▶ [Requirements]
In the listing below, count the lines with "this" and report only the figure.

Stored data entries

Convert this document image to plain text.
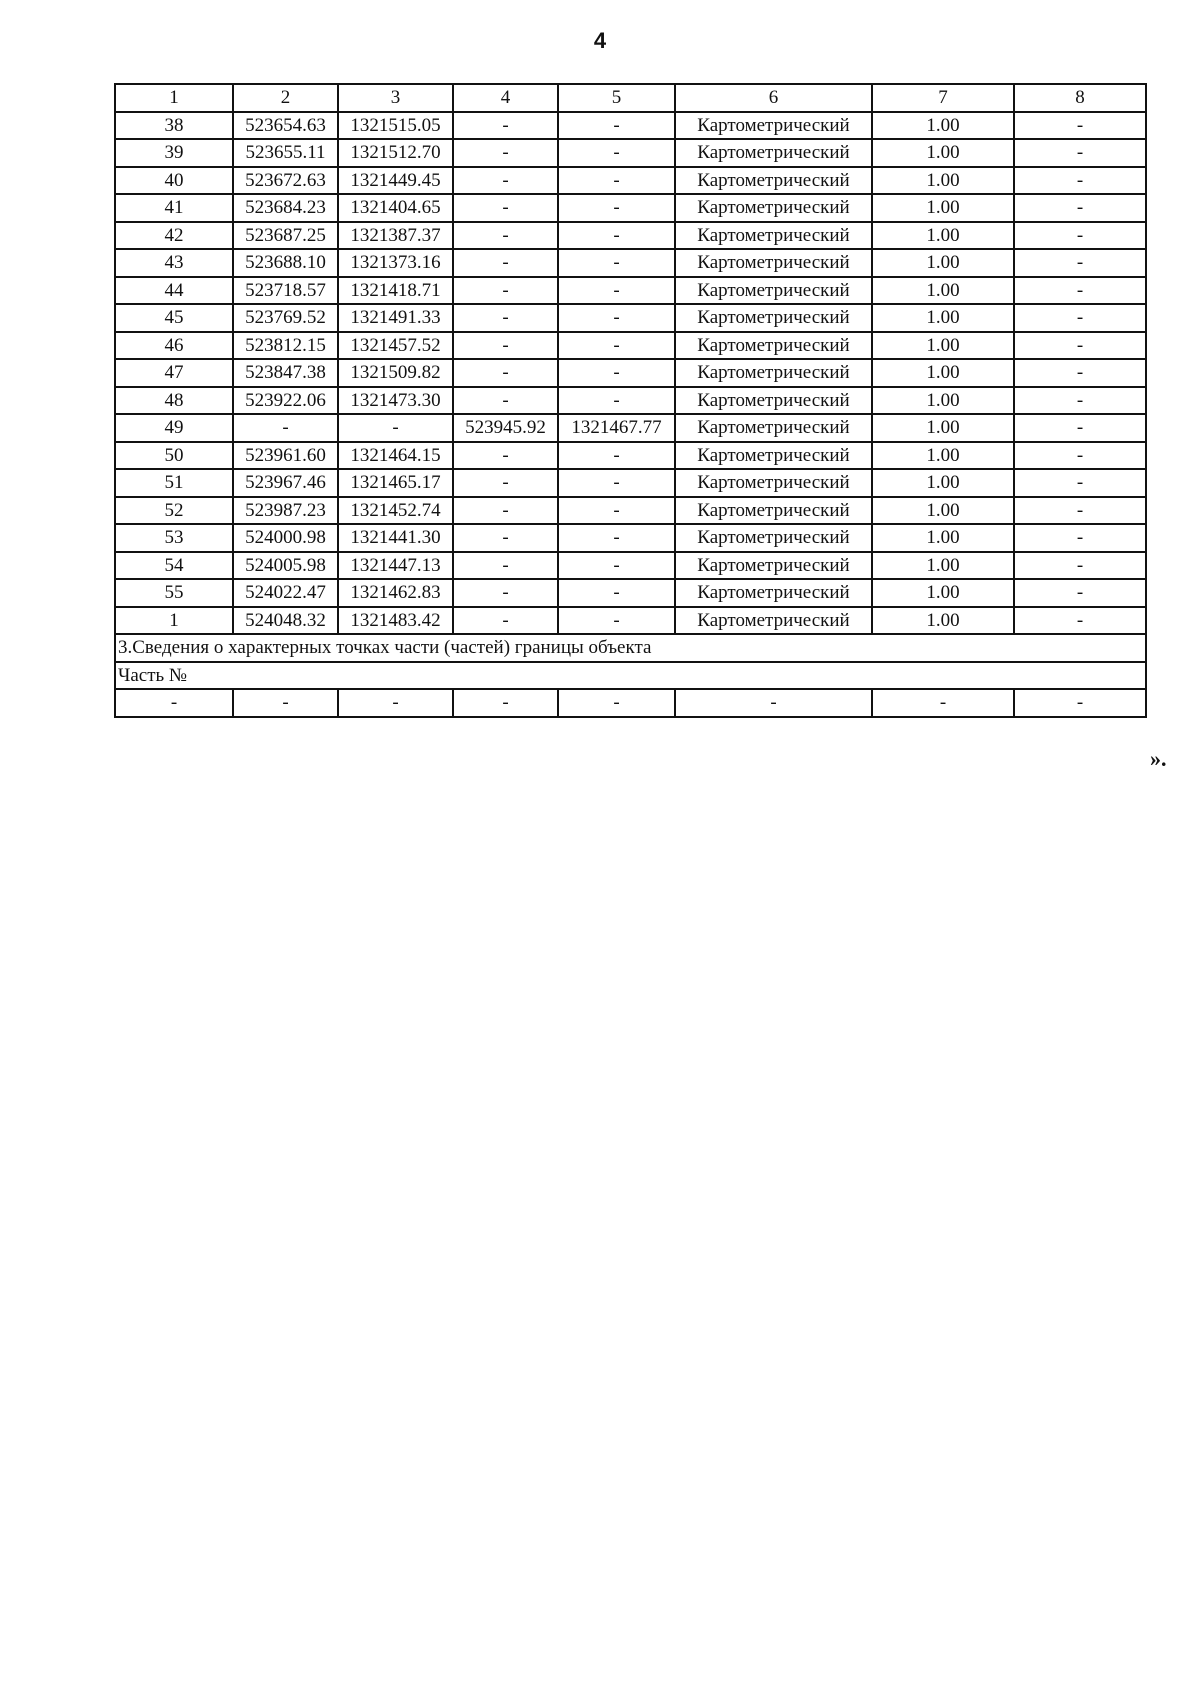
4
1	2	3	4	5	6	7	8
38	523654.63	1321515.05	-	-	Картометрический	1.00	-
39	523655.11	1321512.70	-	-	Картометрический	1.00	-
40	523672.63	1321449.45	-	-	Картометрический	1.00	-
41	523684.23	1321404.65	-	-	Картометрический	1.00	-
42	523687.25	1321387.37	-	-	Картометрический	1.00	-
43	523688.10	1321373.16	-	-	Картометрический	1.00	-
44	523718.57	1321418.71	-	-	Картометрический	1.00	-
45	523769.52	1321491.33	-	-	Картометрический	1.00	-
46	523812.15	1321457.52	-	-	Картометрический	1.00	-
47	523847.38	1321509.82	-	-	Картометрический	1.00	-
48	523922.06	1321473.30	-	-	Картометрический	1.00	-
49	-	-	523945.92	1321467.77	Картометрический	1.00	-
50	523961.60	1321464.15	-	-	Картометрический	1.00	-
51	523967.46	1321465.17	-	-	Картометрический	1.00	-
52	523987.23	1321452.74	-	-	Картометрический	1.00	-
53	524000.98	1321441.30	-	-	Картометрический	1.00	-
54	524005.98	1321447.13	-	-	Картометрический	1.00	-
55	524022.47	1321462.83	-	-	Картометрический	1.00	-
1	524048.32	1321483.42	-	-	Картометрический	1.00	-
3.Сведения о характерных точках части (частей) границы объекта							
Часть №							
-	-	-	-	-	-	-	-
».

---

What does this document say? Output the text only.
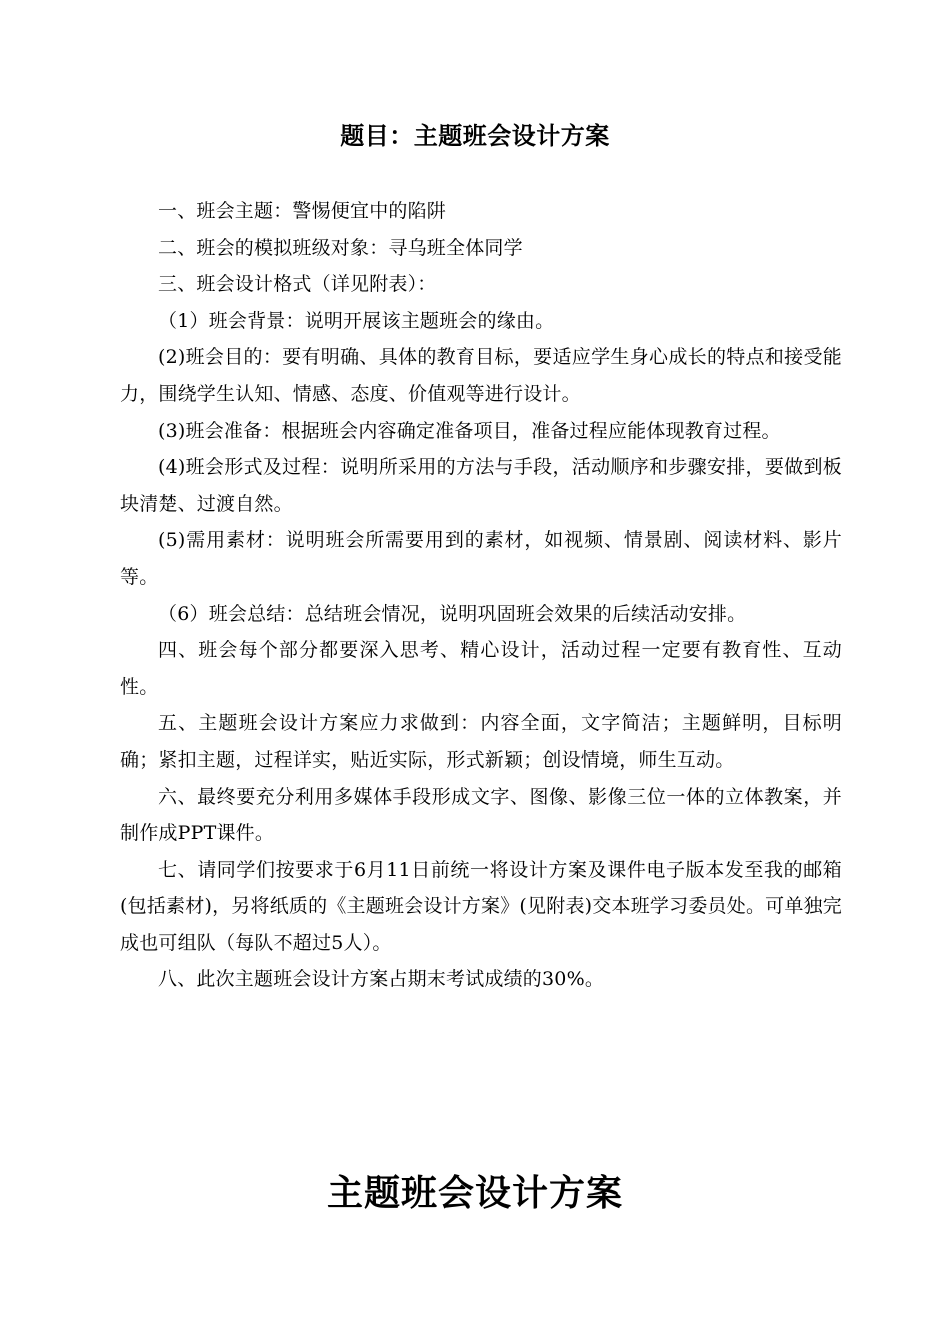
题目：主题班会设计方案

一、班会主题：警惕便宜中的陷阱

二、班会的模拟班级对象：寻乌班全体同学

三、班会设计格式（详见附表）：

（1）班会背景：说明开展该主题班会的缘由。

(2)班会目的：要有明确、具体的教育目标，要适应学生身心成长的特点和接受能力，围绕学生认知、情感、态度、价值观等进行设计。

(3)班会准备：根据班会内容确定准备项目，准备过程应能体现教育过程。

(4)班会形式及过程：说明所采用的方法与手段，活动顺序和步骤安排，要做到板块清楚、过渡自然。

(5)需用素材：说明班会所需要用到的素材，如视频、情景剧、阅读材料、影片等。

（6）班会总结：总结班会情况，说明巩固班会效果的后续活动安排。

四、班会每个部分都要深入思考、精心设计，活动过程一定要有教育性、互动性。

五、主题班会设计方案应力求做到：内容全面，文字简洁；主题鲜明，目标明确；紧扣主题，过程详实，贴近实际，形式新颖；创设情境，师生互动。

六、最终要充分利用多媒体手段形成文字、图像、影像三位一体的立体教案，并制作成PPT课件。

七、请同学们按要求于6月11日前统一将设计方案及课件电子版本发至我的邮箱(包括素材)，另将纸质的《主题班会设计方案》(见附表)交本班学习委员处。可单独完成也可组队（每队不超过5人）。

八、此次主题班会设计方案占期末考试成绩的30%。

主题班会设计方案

---

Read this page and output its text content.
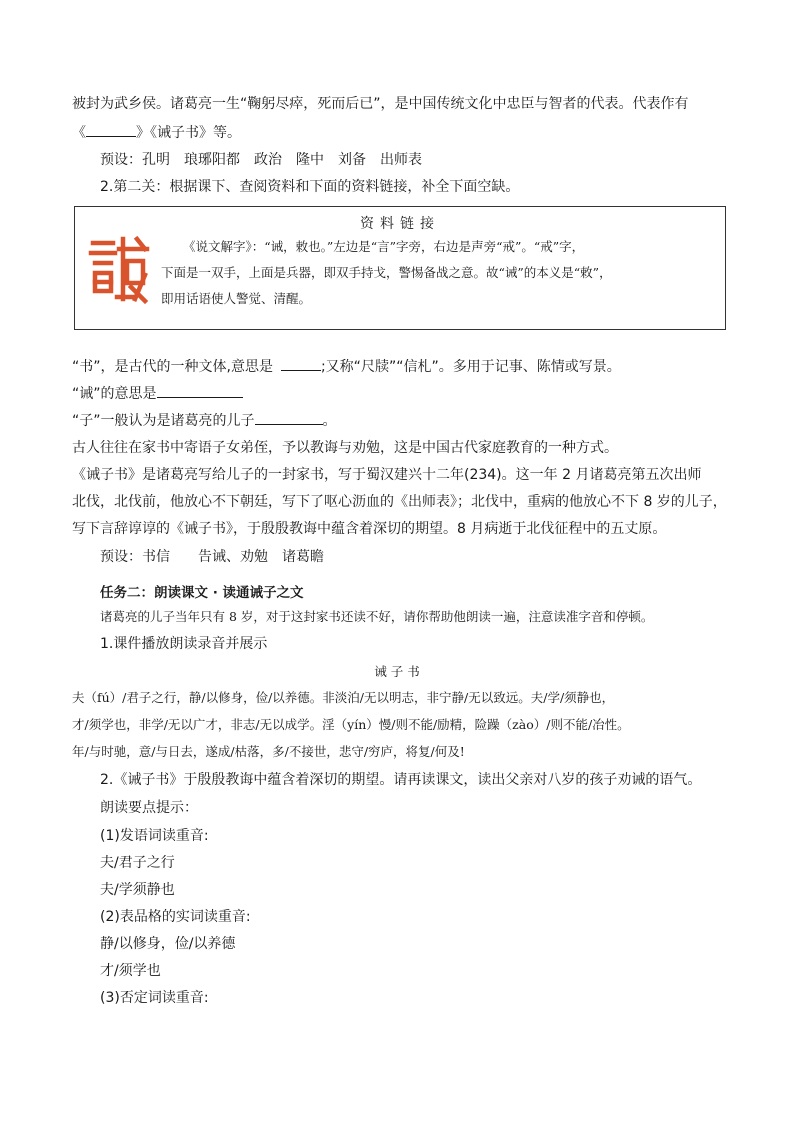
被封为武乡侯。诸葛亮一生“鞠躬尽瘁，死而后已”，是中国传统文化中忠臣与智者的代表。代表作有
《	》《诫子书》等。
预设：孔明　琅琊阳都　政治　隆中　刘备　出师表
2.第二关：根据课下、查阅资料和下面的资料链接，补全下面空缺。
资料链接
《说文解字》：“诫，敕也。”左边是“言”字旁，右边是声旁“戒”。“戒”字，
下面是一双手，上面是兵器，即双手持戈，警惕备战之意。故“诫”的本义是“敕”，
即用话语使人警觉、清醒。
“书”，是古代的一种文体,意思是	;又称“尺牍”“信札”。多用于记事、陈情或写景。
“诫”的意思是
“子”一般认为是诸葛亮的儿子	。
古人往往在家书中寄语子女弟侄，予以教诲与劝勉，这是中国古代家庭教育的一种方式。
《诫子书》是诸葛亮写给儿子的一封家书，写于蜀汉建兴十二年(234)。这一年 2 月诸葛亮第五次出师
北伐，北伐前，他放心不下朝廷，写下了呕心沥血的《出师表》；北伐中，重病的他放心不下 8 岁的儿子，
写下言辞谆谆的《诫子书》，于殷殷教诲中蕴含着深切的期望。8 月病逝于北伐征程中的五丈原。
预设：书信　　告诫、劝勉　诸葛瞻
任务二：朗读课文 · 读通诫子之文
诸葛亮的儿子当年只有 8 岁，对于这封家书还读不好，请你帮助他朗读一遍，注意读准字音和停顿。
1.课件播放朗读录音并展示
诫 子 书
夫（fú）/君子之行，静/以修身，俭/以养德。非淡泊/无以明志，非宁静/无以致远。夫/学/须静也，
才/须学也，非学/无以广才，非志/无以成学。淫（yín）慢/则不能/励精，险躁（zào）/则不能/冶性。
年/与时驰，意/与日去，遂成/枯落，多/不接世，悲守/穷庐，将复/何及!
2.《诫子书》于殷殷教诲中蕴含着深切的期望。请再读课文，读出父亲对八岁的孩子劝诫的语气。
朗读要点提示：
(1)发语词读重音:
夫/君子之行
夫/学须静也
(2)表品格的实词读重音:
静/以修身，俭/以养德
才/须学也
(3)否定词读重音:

▶ [Response below]
3